-- START Information given --

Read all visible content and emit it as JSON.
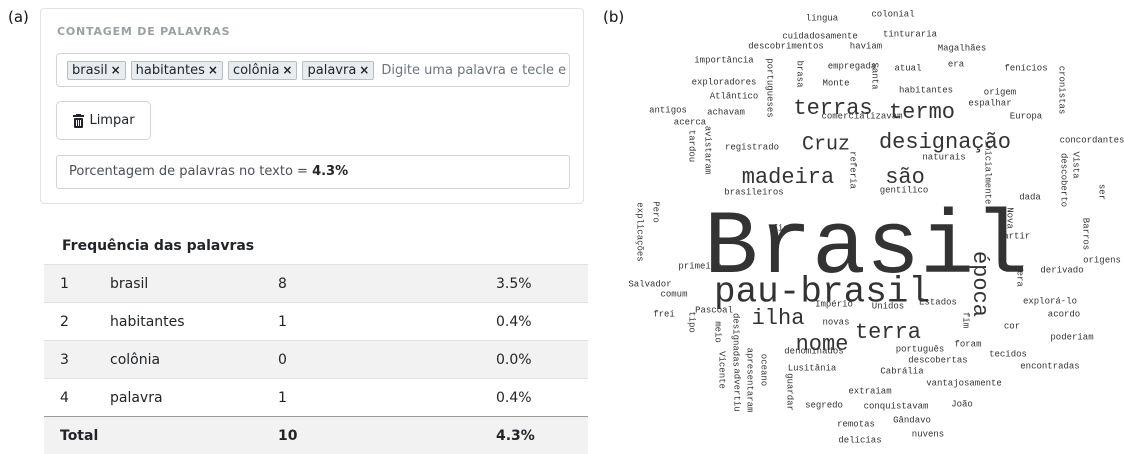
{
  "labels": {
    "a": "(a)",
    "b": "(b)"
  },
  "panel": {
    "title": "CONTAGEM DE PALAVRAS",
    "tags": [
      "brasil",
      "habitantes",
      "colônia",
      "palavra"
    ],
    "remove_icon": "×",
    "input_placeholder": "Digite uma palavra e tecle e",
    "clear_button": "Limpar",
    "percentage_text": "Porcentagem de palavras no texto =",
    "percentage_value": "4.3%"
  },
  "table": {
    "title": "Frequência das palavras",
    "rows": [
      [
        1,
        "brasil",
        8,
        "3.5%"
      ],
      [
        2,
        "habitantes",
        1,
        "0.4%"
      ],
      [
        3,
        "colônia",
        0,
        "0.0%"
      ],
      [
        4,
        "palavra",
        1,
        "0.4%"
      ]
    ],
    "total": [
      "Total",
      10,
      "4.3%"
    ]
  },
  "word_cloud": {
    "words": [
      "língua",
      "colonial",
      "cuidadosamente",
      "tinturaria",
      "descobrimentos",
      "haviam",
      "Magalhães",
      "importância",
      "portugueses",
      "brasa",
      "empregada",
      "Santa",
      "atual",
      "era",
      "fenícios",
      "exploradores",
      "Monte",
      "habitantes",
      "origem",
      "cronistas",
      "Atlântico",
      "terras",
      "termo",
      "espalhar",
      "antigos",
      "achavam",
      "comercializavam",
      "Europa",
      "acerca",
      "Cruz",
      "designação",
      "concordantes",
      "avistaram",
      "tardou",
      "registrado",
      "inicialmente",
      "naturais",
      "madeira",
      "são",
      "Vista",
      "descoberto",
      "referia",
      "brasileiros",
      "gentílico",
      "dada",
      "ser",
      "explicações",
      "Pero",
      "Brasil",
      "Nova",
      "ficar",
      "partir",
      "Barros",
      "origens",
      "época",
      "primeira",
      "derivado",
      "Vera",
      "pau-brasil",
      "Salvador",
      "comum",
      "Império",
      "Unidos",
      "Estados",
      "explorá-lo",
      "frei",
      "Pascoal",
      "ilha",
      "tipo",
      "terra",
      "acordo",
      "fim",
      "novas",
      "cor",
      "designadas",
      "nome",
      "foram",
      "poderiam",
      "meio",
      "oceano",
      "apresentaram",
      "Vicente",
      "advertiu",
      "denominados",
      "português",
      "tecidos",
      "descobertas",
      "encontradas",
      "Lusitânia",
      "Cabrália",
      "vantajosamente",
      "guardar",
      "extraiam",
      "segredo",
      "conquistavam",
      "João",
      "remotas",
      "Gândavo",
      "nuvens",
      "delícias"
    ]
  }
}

-- END Information given --

# Problem statement:
Set each line of the records down exactly, leaving every picture out.

# Expected answer:
Read all visible content and emit it as JSON.
{
  "labels": {
    "a": "(a)",
    "b": "(b)"
  },
  "panel": {
    "title": "CONTAGEM DE PALAVRAS",
    "tags": [
      "brasil",
      "habitantes",
      "colônia",
      "palavra"
    ],
    "remove_icon": "×",
    "input_placeholder": "Digite uma palavra e tecle e",
    "clear_button": "Limpar",
    "percentage_text": "Porcentagem de palavras no texto =",
    "percentage_value": "4.3%"
  },
  "table": {
    "title": "Frequência das palavras",
    "rows": [
      [
        1,
        "brasil",
        8,
        "3.5%"
      ],
      [
        2,
        "habitantes",
        1,
        "0.4%"
      ],
      [
        3,
        "colônia",
        0,
        "0.0%"
      ],
      [
        4,
        "palavra",
        1,
        "0.4%"
      ]
    ],
    "total": [
      "Total",
      10,
      "4.3%"
    ]
  },
  "word_cloud": {
    "words": [
      "língua",
      "colonial",
      "cuidadosamente",
      "tinturaria",
      "descobrimentos",
      "haviam",
      "Magalhães",
      "importância",
      "portugueses",
      "brasa",
      "empregada",
      "Santa",
      "atual",
      "era",
      "fenícios",
      "exploradores",
      "Monte",
      "habitantes",
      "origem",
      "cronistas",
      "Atlântico",
      "terras",
      "termo",
      "espalhar",
      "antigos",
      "achavam",
      "comercializavam",
      "Europa",
      "acerca",
      "Cruz",
      "designação",
      "concordantes",
      "avistaram",
      "tardou",
      "registrado",
      "inicialmente",
      "naturais",
      "madeira",
      "são",
      "Vista",
      "descoberto",
      "referia",
      "brasileiros",
      "gentílico",
      "dada",
      "ser",
      "explicações",
      "Pero",
      "Brasil",
      "Nova",
      "ficar",
      "partir",
      "Barros",
      "origens",
      "época",
      "primeira",
      "derivado",
      "Vera",
      "pau-brasil",
      "Salvador",
      "comum",
      "Império",
      "Unidos",
      "Estados",
      "explorá-lo",
      "frei",
      "Pascoal",
      "ilha",
      "tipo",
      "terra",
      "acordo",
      "fim",
      "novas",
      "cor",
      "designadas",
      "nome",
      "foram",
      "poderiam",
      "meio",
      "oceano",
      "apresentaram",
      "Vicente",
      "advertiu",
      "denominados",
      "português",
      "tecidos",
      "descobertas",
      "encontradas",
      "Lusitânia",
      "Cabrália",
      "vantajosamente",
      "guardar",
      "extraiam",
      "segredo",
      "conquistavam",
      "João",
      "remotas",
      "Gândavo",
      "nuvens",
      "delícias"
    ]
  }
}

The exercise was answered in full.